§ Problem description
In the passage about the album Destroyer's Rubies, what position did the album reach on Billboard's Top Independent Albums chart?

§ Passage given
Destroyer's Rubies is the seventh studio album by Canadian indie rock band Destroyer, released on February 21, 2006 on Merge Records, Scratch Records, Acuarela Discos, Architecture, and Rough Trade Records.

Musical style
Dan Bejar has stated that Destroyer's Rubies was intended to sound "Like a band playing in a room." He also called the album a "very natural record," noting that he embraced traditional songwriters such as Bob Dylan along with "image-heavy rants, but with a melodious, loping, folk-rock background." Lyrically, Bejar stated that the rest of the band is "coughing up so much melody" that he could do whatever he wanted with the words; the album was the "apex of [the lyrics] dueling with the music." Pitchfork noted the use of stark acoustic guitar, and The New York Times described the album and as "elegant, shaggy version of classic rock," emphasizing the use of baritone saxophone, a tambourine, and Bejar's "weird, yelpy voice."

Release
The album peaked at #24 on Billboard's Top Heatseekers music chart, and made it to #30 on the magazine's Top Independent Albums chart.

§ Data section
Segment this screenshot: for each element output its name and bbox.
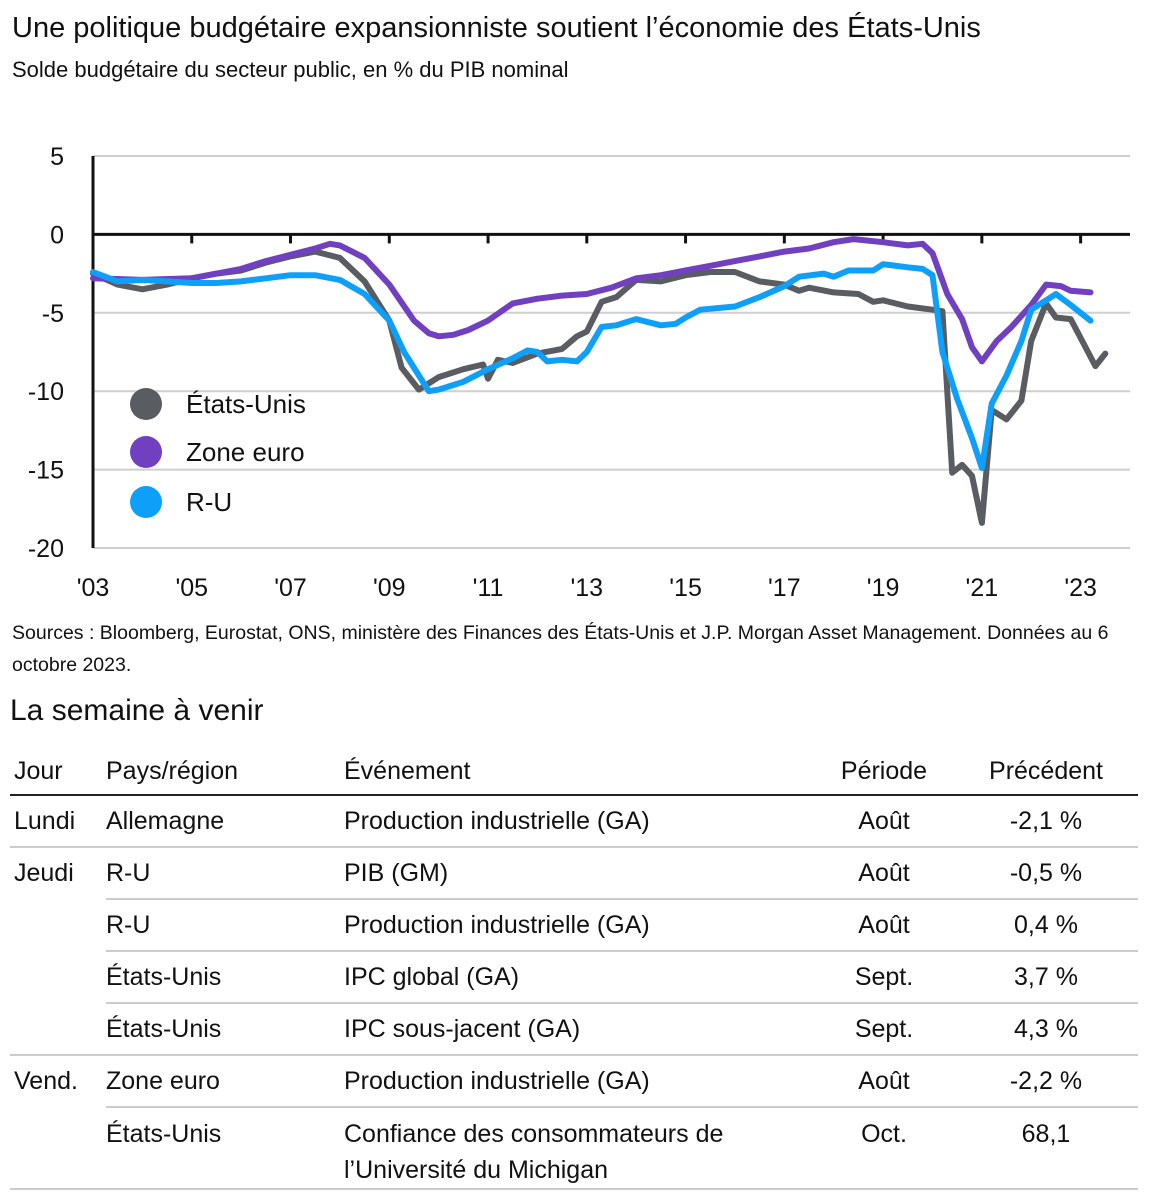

§ Result of this exercise
#30